Gather all lines in the data that hold the string "title".

Figure contents as structured data

▬▬▬

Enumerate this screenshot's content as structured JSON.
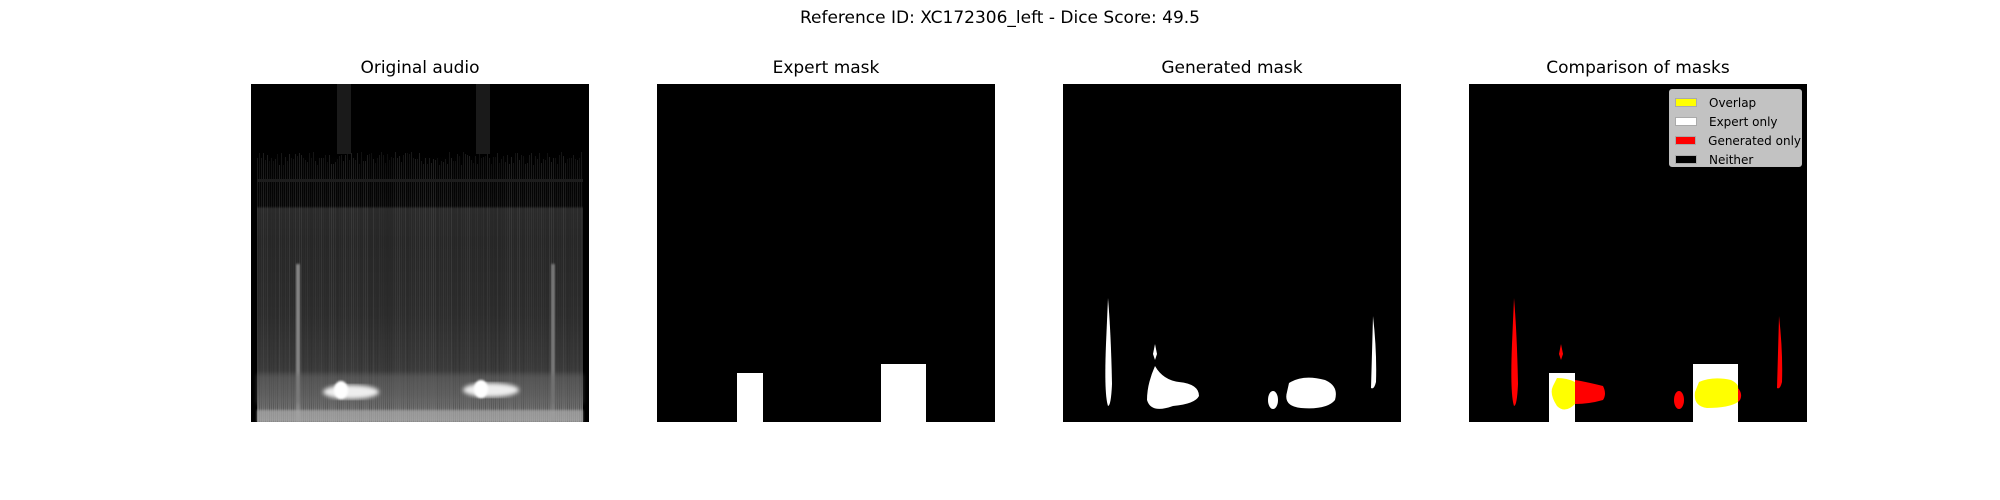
{
  "figure": {
    "title": "Reference ID: XC172306_left - Dice Score: 49.5"
  },
  "panels": [
    {
      "title": "Original audio"
    },
    {
      "title": "Expert mask"
    },
    {
      "title": "Generated mask"
    },
    {
      "title": "Comparison of masks"
    }
  ],
  "legend": {
    "placement": "upper-right",
    "items": [
      {
        "label": "Overlap",
        "color": "#ffff00"
      },
      {
        "label": "Expert only",
        "color": "#ffffff"
      },
      {
        "label": "Generated only",
        "color": "#ff0000"
      },
      {
        "label": "Neither",
        "color": "#000000"
      }
    ]
  },
  "colors": {
    "background": "#000000",
    "mask": "#ffffff",
    "overlap": "#ffff00",
    "generated_only": "#ff0000"
  }
}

▬▬▬

Written answer
    "title": "Reference ID: XC172306_left - Dice Score: 49.5"
      "title": "Original audio"
      "title": "Expert mask"
      "title": "Generated mask"
      "title": "Comparison of masks"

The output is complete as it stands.